## AIM OF THE EXERCISE
Edit the part that opens with the row containing "- product-name: 称重菜1号: [340, 87, 387, 98]" and closes with the row containing "- product-card[interactable]: 酸菜鱼 ¥28.20": replace "price-main" with "price-integer" and keep everything else as is. Give back only those rows.
━━ RECORD EXCERPTS ━━
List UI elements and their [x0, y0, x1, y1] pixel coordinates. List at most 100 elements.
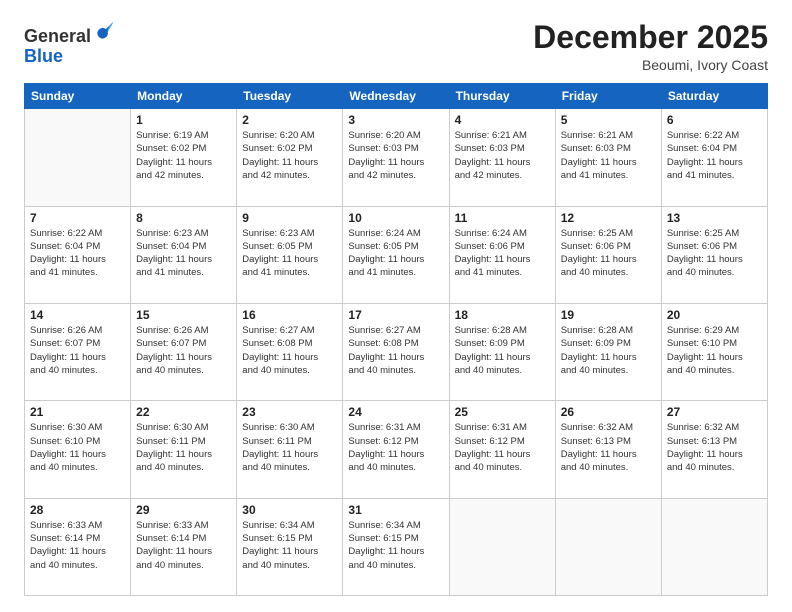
calendar-cell: 3Sunrise: 6:20 AM Sunset: 6:03 PM Daylig…	[343, 109, 449, 206]
day-info: Sunrise: 6:24 AM Sunset: 6:06 PM Dayligh…	[455, 227, 550, 280]
day-info: Sunrise: 6:34 AM Sunset: 6:15 PM Dayligh…	[348, 519, 443, 572]
logo-bird-icon	[93, 20, 115, 42]
day-number: 18	[455, 308, 550, 322]
day-number: 2	[242, 113, 337, 127]
day-info: Sunrise: 6:21 AM Sunset: 6:03 PM Dayligh…	[455, 129, 550, 182]
day-info: Sunrise: 6:28 AM Sunset: 6:09 PM Dayligh…	[561, 324, 656, 377]
day-header-monday: Monday	[131, 84, 237, 109]
calendar-cell: 2 Sunrise: 6:20 AM Sunset: 6:02 PM Daylig…	[237, 109, 343, 206]
location: Beoumi, Ivory Coast	[533, 57, 768, 73]
day-info: Sunrise: 6:32 AM Sunset: 6:13 PM Dayligh…	[667, 421, 762, 474]
week-row-5: 28 Sunrise: 6:33 AM Sunset: 6:14 PM Dayli…	[25, 498, 768, 595]
day-info: Sunrise: 6:30 AM Sunset: 6:10 PM Dayligh…	[30, 421, 125, 474]
day-number: 3	[348, 113, 443, 127]
day-number: 31	[348, 503, 443, 517]
calendar-cell: 20Sunrise: 6:29 AM Sunset: 6:10 PM Dayli…	[661, 303, 767, 400]
day-number: 19	[561, 308, 656, 322]
day-info: Sunrise: 6:22 AM Sunset: 6:04 PM Dayligh…	[30, 227, 125, 280]
day-info: Sunrise: 6:27 AM Sunset: 6:08 PM Dayligh…	[348, 324, 443, 377]
day-number: 28	[30, 503, 125, 517]
calendar-cell: 6Sunrise: 6:22 AM Sunset: 6:04 PM Daylig…	[661, 109, 767, 206]
day-number: 4	[455, 113, 550, 127]
header-row: SundayMondayTuesdayWednesdayThursdayFrid…	[25, 84, 768, 109]
calendar-cell: 12Sunrise: 6:25 AM Sunset: 6:06 PM Dayli…	[555, 206, 661, 303]
day-header-friday: Friday	[555, 84, 661, 109]
day-info: Sunrise: 6:30 AM Sunset: 6:11 PM Dayligh…	[242, 421, 337, 474]
day-number: 5	[561, 113, 656, 127]
calendar-cell: 24 Sunrise: 6:31 AM Sunset: 6:12 PM Dayli…	[343, 401, 449, 498]
day-info: Sunrise: 6:33 AM Sunset: 6:14 PM Dayligh…	[136, 519, 231, 572]
calendar-cell: 8Sunrise: 6:23 AM Sunset: 6:04 PM Daylig…	[131, 206, 237, 303]
calendar-cell: 7Sunrise: 6:22 AM Sunset: 6:04 PM Daylig…	[25, 206, 131, 303]
calendar-cell: 1 Sunrise: 6:19 AM Sunset: 6:02 PM Daylig…	[131, 109, 237, 206]
calendar-cell: 4 Sunrise: 6:21 AM Sunset: 6:03 PM Daylig…	[449, 109, 555, 206]
calendar-cell: 11 Sunrise: 6:24 AM Sunset: 6:06 PM Dayli…	[449, 206, 555, 303]
calendar-cell: 17 Sunrise: 6:27 AM Sunset: 6:08 PM Dayli…	[343, 303, 449, 400]
day-header-sunday: Sunday	[25, 84, 131, 109]
calendar-cell: 29 Sunrise: 6:33 AM Sunset: 6:14 PM Dayli…	[131, 498, 237, 595]
day-info: Sunrise: 6:23 AM Sunset: 6:05 PM Dayligh…	[242, 227, 337, 280]
logo-blue-text: Blue	[24, 46, 63, 66]
day-info: Sunrise: 6:33 AM Sunset: 6:14 PM Dayligh…	[30, 519, 125, 572]
header: General Blue December 2025 Beoumi, Ivory…	[24, 20, 768, 73]
day-number: 13	[667, 211, 762, 225]
day-number: 23	[242, 405, 337, 419]
day-number: 22	[136, 405, 231, 419]
day-number: 29	[136, 503, 231, 517]
day-number: 20	[667, 308, 762, 322]
day-header-thursday: Thursday	[449, 84, 555, 109]
calendar-cell: 15 Sunrise: 6:26 AM Sunset: 6:07 PM Dayli…	[131, 303, 237, 400]
day-info: Sunrise: 6:27 AM Sunset: 6:08 PM Dayligh…	[242, 324, 337, 377]
day-number: 17	[348, 308, 443, 322]
logo: General Blue	[24, 24, 115, 67]
day-info: Sunrise: 6:19 AM Sunset: 6:02 PM Dayligh…	[136, 129, 231, 182]
page: General Blue December 2025 Beoumi, Ivory…	[0, 0, 792, 612]
day-number: 10	[348, 211, 443, 225]
day-info: Sunrise: 6:31 AM Sunset: 6:12 PM Dayligh…	[348, 421, 443, 474]
calendar-cell: 16 Sunrise: 6:27 AM Sunset: 6:08 PM Dayli…	[237, 303, 343, 400]
calendar-cell: 31 Sunrise: 6:34 AM Sunset: 6:15 PM Dayli…	[343, 498, 449, 595]
day-number: 16	[242, 308, 337, 322]
calendar-cell: 14Sunrise: 6:26 AM Sunset: 6:07 PM Dayli…	[25, 303, 131, 400]
day-number: 6	[667, 113, 762, 127]
day-number: 11	[455, 211, 550, 225]
day-info: Sunrise: 6:31 AM Sunset: 6:12 PM Dayligh…	[455, 421, 550, 474]
day-info: Sunrise: 6:25 AM Sunset: 6:06 PM Dayligh…	[667, 227, 762, 280]
logo-general-text: General	[24, 26, 91, 46]
day-info: Sunrise: 6:32 AM Sunset: 6:13 PM Dayligh…	[561, 421, 656, 474]
calendar-cell: 25 Sunrise: 6:31 AM Sunset: 6:12 PM Dayli…	[449, 401, 555, 498]
calendar-cell: 23 Sunrise: 6:30 AM Sunset: 6:11 PM Dayli…	[237, 401, 343, 498]
day-info: Sunrise: 6:30 AM Sunset: 6:11 PM Dayligh…	[136, 421, 231, 474]
calendar-cell: 27 Sunrise: 6:32 AM Sunset: 6:13 PM Dayli…	[661, 401, 767, 498]
day-number: 27	[667, 405, 762, 419]
title-block: December 2025 Beoumi, Ivory Coast	[533, 20, 768, 73]
calendar-cell: 5 Sunrise: 6:21 AM Sunset: 6:03 PM Daylig…	[555, 109, 661, 206]
day-info: Sunrise: 6:20 AM Sunset: 6:02 PM Dayligh…	[242, 129, 337, 182]
day-number: 15	[136, 308, 231, 322]
calendar-cell	[555, 498, 661, 595]
week-row-2: 7Sunrise: 6:22 AM Sunset: 6:04 PM Daylig…	[25, 206, 768, 303]
day-number: 25	[455, 405, 550, 419]
day-info: Sunrise: 6:24 AM Sunset: 6:05 PM Dayligh…	[348, 227, 443, 280]
day-info: Sunrise: 6:26 AM Sunset: 6:07 PM Dayligh…	[136, 324, 231, 377]
day-info: Sunrise: 6:21 AM Sunset: 6:03 PM Dayligh…	[561, 129, 656, 182]
day-number: 26	[561, 405, 656, 419]
calendar-cell	[25, 109, 131, 206]
calendar-cell: 21Sunrise: 6:30 AM Sunset: 6:10 PM Dayli…	[25, 401, 131, 498]
calendar-cell: 10 Sunrise: 6:24 AM Sunset: 6:05 PM Dayli…	[343, 206, 449, 303]
week-row-3: 14Sunrise: 6:26 AM Sunset: 6:07 PM Dayli…	[25, 303, 768, 400]
day-info: Sunrise: 6:25 AM Sunset: 6:06 PM Dayligh…	[561, 227, 656, 280]
day-number: 30	[242, 503, 337, 517]
day-header-saturday: Saturday	[661, 84, 767, 109]
calendar-cell	[661, 498, 767, 595]
day-number: 24	[348, 405, 443, 419]
day-header-wednesday: Wednesday	[343, 84, 449, 109]
calendar-cell: 19 Sunrise: 6:28 AM Sunset: 6:09 PM Dayli…	[555, 303, 661, 400]
month-title: December 2025	[533, 20, 768, 55]
day-info: Sunrise: 6:34 AM Sunset: 6:15 PM Dayligh…	[242, 519, 337, 572]
calendar-cell: 28 Sunrise: 6:33 AM Sunset: 6:14 PM Dayli…	[25, 498, 131, 595]
day-number: 1	[136, 113, 231, 127]
calendar-cell: 9Sunrise: 6:23 AM Sunset: 6:05 PM Daylig…	[237, 206, 343, 303]
calendar-cell: 18Sunrise: 6:28 AM Sunset: 6:09 PM Dayli…	[449, 303, 555, 400]
calendar-cell: 30 Sunrise: 6:34 AM Sunset: 6:15 PM Dayli…	[237, 498, 343, 595]
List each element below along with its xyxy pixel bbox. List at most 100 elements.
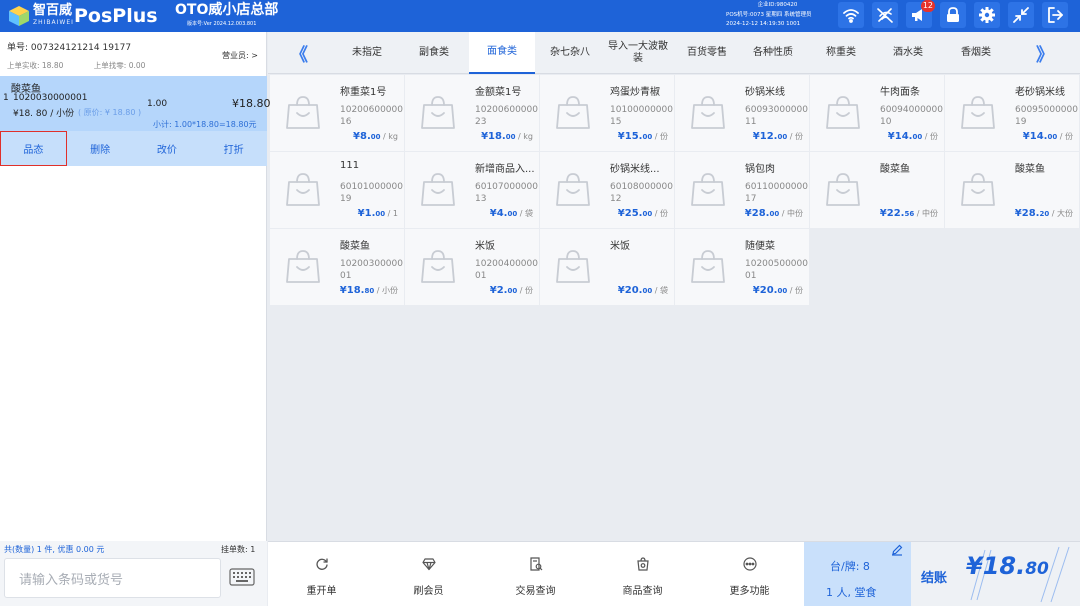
- product-name: 称重菜1号: [340, 87, 387, 98]
- order-item-row[interactable]: 酸菜鱼 1 1020030000001 1.00 ¥18.80 ¥18. 80 …: [0, 76, 271, 131]
- product-card[interactable]: 酸菜鱼 ¥22.56 / 中份: [810, 152, 944, 228]
- category-tab[interactable]: 导入一大波散装: [604, 32, 672, 74]
- price-unit: / 袋: [517, 209, 533, 218]
- change-price-button[interactable]: 改价: [134, 131, 201, 166]
- price-main: ¥4.: [489, 208, 508, 219]
- wifi-icon: [843, 9, 859, 23]
- product-card[interactable]: 随便菜 1020050000001 ¥20.00 / 份: [675, 229, 809, 305]
- barcode-input[interactable]: 请输入条码或货号: [4, 558, 221, 598]
- product-card[interactable]: 鸡蛋炒青椒 1010000000015 ¥15.00 / 份: [540, 75, 674, 151]
- price-main: ¥14.: [887, 131, 913, 142]
- lock-button[interactable]: [940, 2, 966, 28]
- pos-terminal-info: POS机号:0073 星期四 系统管理员: [726, 11, 812, 18]
- product-price: ¥12.00 / 份: [753, 131, 803, 142]
- category-tab[interactable]: 香烟类: [943, 32, 1009, 74]
- price-main: ¥18.: [481, 131, 506, 142]
- product-card[interactable]: 砂锅米线 6009300000011 ¥12.00 / 份: [675, 75, 809, 151]
- reopen-order-button[interactable]: 重开单: [268, 542, 375, 606]
- product-name: 金额菜1号: [475, 87, 522, 98]
- item-subtotal: 小计: 1.00*18.80=18.80元: [153, 120, 257, 129]
- product-card[interactable]: 酸菜鱼 1020030000001 ¥18.80 / 小份: [270, 229, 404, 305]
- category-prev-button[interactable]: 《: [290, 41, 308, 67]
- price-main: ¥28.: [744, 208, 770, 219]
- product-image-placeholder-icon: [421, 173, 455, 206]
- product-card[interactable]: 金额菜1号 1020060000023 ¥18.00 / kg: [405, 75, 539, 151]
- item-index: 1: [3, 93, 9, 103]
- price-cents: 00: [642, 133, 653, 141]
- product-card[interactable]: 酸菜鱼 ¥28.20 / 大份: [945, 152, 1079, 228]
- product-card[interactable]: 称重菜1号 1020060000016 ¥8.00 / kg: [270, 75, 404, 151]
- delete-button[interactable]: 删除: [67, 131, 134, 166]
- category-next-button[interactable]: 》: [1036, 41, 1054, 67]
- button-label: 重开单: [306, 586, 337, 597]
- cashier-selector[interactable]: 营业员: >: [222, 50, 258, 61]
- discount-button[interactable]: 打折: [200, 131, 267, 166]
- product-price: ¥18.00 / kg: [481, 131, 533, 142]
- product-price: ¥25.00 / 份: [618, 208, 668, 219]
- category-tab[interactable]: 副食类: [401, 32, 467, 74]
- product-card[interactable]: 新增商品入... 6010700000013 ¥4.00 / 袋: [405, 152, 539, 228]
- price-cents: 56: [904, 210, 915, 218]
- wifi-button[interactable]: [838, 2, 864, 28]
- checkout-amount: ¥18.80: [966, 552, 1049, 580]
- version-label: 版本号:Ver 2024.12.003.801: [187, 21, 257, 27]
- price-main: ¥8.: [353, 131, 371, 142]
- table-info-button[interactable]: 台/牌: 8 1 人, 堂食: [804, 542, 911, 606]
- price-unit: / 份: [787, 286, 803, 295]
- button-label: 交易查询: [515, 586, 556, 597]
- keyboard-button[interactable]: [226, 564, 258, 590]
- product-code: 1020060000016: [340, 105, 403, 127]
- category-tab[interactable]: 酒水类: [875, 32, 941, 74]
- transaction-query-button[interactable]: 交易查询: [482, 542, 589, 606]
- product-name: 老砂锅米线: [1015, 87, 1065, 98]
- product-card[interactable]: 锅包肉 6011000000017 ¥28.00 / 中份: [675, 152, 809, 228]
- table-number: 台/牌: 8: [830, 560, 870, 573]
- edit-icon: [892, 544, 903, 556]
- network-status-button[interactable]: [872, 2, 898, 28]
- broadcast-button[interactable]: 12: [906, 0, 935, 28]
- settings-button[interactable]: [974, 2, 1000, 28]
- price-unit: / kg: [380, 132, 398, 141]
- category-tab[interactable]: 百货零售: [674, 32, 740, 74]
- category-tab[interactable]: 杂七杂八: [537, 32, 603, 74]
- more-functions-button[interactable]: 更多功能: [696, 542, 803, 606]
- minimize-button[interactable]: [1008, 2, 1034, 28]
- product-card[interactable]: 米饭 1020040000001 ¥2.00 / 份: [405, 229, 539, 305]
- product-query-button[interactable]: 商品查询: [589, 542, 696, 606]
- held-orders-count[interactable]: 挂单数: 1: [221, 544, 255, 555]
- item-style-button[interactable]: 品态: [0, 131, 67, 166]
- product-card[interactable]: 牛肉面条 6009400000010 ¥14.00 / 份: [810, 75, 944, 151]
- checkout-amount-cents: 80: [1025, 559, 1049, 579]
- product-price: ¥28.20 / 大份: [1015, 208, 1073, 219]
- category-tab[interactable]: 各种性质: [740, 32, 806, 74]
- checkout-button[interactable]: 结账 ¥18.80: [911, 542, 1080, 606]
- product-card[interactable]: 老砂锅米线 6009500000019 ¥14.00 / 份: [945, 75, 1079, 151]
- logout-button[interactable]: [1042, 2, 1068, 28]
- product-card[interactable]: 111 6010100000019 ¥1.00 / 1: [270, 152, 404, 228]
- product-code: 6010700000013: [475, 182, 538, 204]
- product-name: 鸡蛋炒青椒: [610, 87, 660, 98]
- product-code: 6009400000010: [880, 105, 943, 127]
- price-unit: / 1: [385, 209, 398, 218]
- product-card[interactable]: 米饭 ¥20.00 / 袋: [540, 229, 674, 305]
- price-unit: / 中份: [779, 209, 803, 218]
- product-image-placeholder-icon: [556, 173, 590, 206]
- product-price: ¥20.00 / 份: [753, 285, 803, 296]
- product-card[interactable]: 砂锅米线... 6010800000012 ¥25.00 / 份: [540, 152, 674, 228]
- category-tab-selected[interactable]: 面食类: [469, 32, 535, 74]
- last-order-info: 上单实收: 18.80 上单找零: 0.00: [7, 60, 173, 71]
- price-cents: 80: [364, 287, 375, 295]
- product-code: 6010800000012: [610, 182, 673, 204]
- price-cents: 00: [769, 210, 780, 218]
- price-main: ¥12.: [752, 131, 778, 142]
- category-tab[interactable]: 未指定: [334, 32, 400, 74]
- app-name: PosPlus: [74, 5, 158, 27]
- diamond-icon: [422, 558, 436, 571]
- price-main: ¥20.: [752, 285, 778, 296]
- member-card-button[interactable]: 刷会员: [375, 542, 482, 606]
- notification-badge: 12: [920, 0, 935, 12]
- price-unit: / 小份: [374, 286, 398, 295]
- price-cents: 00: [505, 133, 516, 141]
- product-name: 米饭: [475, 241, 495, 252]
- category-tab[interactable]: 称重类: [808, 32, 874, 74]
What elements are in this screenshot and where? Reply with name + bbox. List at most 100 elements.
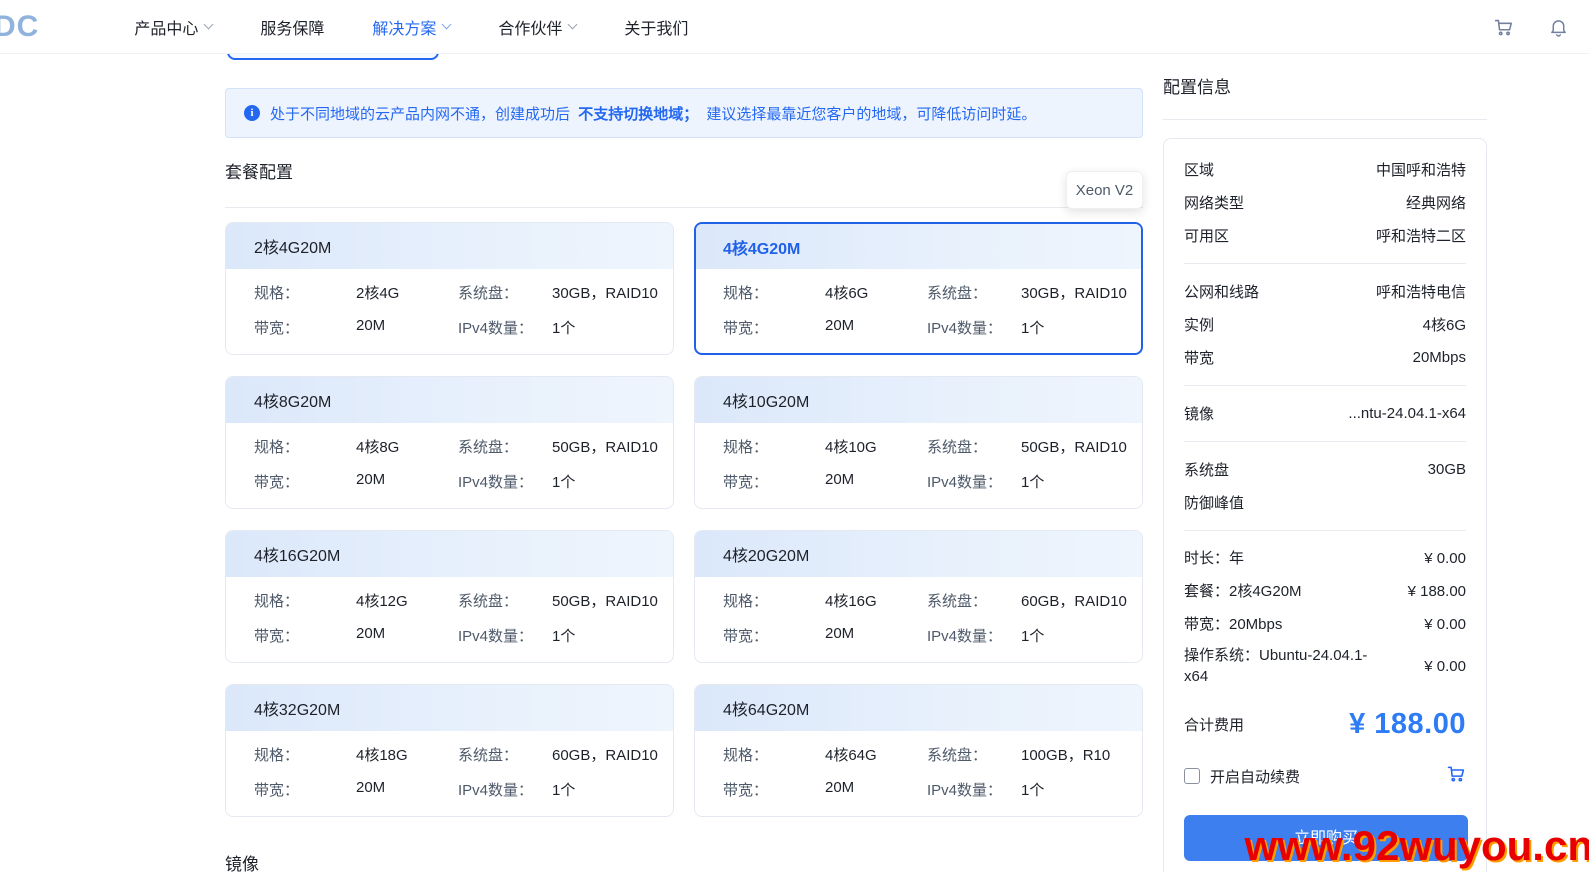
━━━
## ANSWER FOR THIS EXERCISE
- product-name: 称重菜1号: [340, 87, 387, 98]
- order-item-row[interactable]: 酸菜鱼 1 1020030000001 1.00 ¥18.80 ¥18. 80 …: [0, 76, 271, 131]
- product-card[interactable]: 酸菜鱼 ¥22.56 / 中份: [810, 152, 944, 228]
- category-tab[interactable]: 导入一大波散装: [604, 32, 672, 74]
- price-unit: / 袋: [517, 209, 533, 218]
- change-price-button[interactable]: 改价: [134, 131, 201, 166]
- price-integer: ¥4.: [489, 208, 508, 219]
- wifi-icon: [843, 9, 859, 23]
- product-card[interactable]: 随便菜 1020050000001 ¥20.00 / 份: [675, 229, 809, 305]
- barcode-input[interactable]: 请输入条码或货号: [4, 558, 221, 598]
- product-card[interactable]: 鸡蛋炒青椒 1010000000015 ¥15.00 / 份: [540, 75, 674, 151]
- price-integer: ¥14.: [887, 131, 913, 142]
- lock-button[interactable]: [940, 2, 966, 28]
- pos-terminal-info: POS机号:0073 星期四 系统管理员: [726, 11, 812, 18]
- product-price: ¥12.00 / 份: [753, 131, 803, 142]
- category-tab[interactable]: 香烟类: [943, 32, 1009, 74]
- price-integer: ¥18.: [481, 131, 506, 142]
- product-card[interactable]: 砂锅米线 6009300000011 ¥12.00 / 份: [675, 75, 809, 151]
- reopen-order-button[interactable]: 重开单: [268, 542, 375, 606]
- product-name: 金额菜1号: [475, 87, 522, 98]
- item-subtotal: 小计: 1.00*18.80=18.80元: [153, 120, 257, 129]
- product-card[interactable]: 酸菜鱼 1020030000001 ¥18.80 / 小份: [270, 229, 404, 305]
- category-prev-button[interactable]: 《: [290, 41, 308, 67]
- price-integer: ¥28.: [744, 208, 770, 219]
- product-image-placeholder-icon: [421, 173, 455, 206]
- product-card[interactable]: 金额菜1号 1020060000023 ¥18.00 / kg: [405, 75, 539, 151]
- item-index: 1: [3, 93, 9, 103]
- price-cents: 00: [642, 133, 653, 141]
- product-card[interactable]: 酸菜鱼 ¥28.20 / 大份: [945, 152, 1079, 228]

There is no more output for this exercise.